• What you need to do: Each line below should be quoted exactly, please.
═══
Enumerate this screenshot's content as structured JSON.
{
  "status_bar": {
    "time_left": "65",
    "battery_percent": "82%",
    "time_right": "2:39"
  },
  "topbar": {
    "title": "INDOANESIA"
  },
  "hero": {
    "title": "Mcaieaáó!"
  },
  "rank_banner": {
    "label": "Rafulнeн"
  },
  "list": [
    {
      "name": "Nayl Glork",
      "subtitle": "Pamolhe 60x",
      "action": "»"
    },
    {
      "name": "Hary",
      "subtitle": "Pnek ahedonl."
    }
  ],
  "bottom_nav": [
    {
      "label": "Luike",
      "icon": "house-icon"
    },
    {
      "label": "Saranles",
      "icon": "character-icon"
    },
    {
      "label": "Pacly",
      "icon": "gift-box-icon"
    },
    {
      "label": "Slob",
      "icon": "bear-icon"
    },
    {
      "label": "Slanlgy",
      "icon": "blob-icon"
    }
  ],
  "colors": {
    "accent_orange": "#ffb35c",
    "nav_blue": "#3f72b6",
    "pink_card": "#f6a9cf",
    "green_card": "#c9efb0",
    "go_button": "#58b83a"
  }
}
═══
• Task output:
Enumerate this screenshot's content as structured JSON.
{
  "status_bar": {
    "time_left": "65",
    "battery_percent": "82%",
    "time_right": "2:39"
  },
  "topbar": {
    "title": "INDOANESIA"
  },
  "hero": {
    "title": "Mcaieaáó!"
  },
  "rank_banner": {
    "label": "Rafulнeн"
  },
  "list": [
    {
      "name": "Nayl Glork",
      "subtitle": "Pamolhe 60x",
      "action": "»"
    },
    {
      "name": "Hary",
      "subtitle": "Pnek ahedonl."
    }
  ],
  "bottom_nav": [
    {
      "label": "Luike",
      "icon": "house-icon"
    },
    {
      "label": "Saranles",
      "icon": "character-icon"
    },
    {
      "label": "Pacly",
      "icon": "gift-box-icon"
    },
    {
      "label": "Slob",
      "icon": "bear-icon"
    },
    {
      "label": "Slanlgy",
      "icon": "blob-icon"
    }
  ],
  "colors": {
    "accent_orange": "#ffb35c",
    "nav_blue": "#3f72b6",
    "pink_card": "#f6a9cf",
    "green_card": "#c9efb0",
    "go_button": "#58b83a"
  }
}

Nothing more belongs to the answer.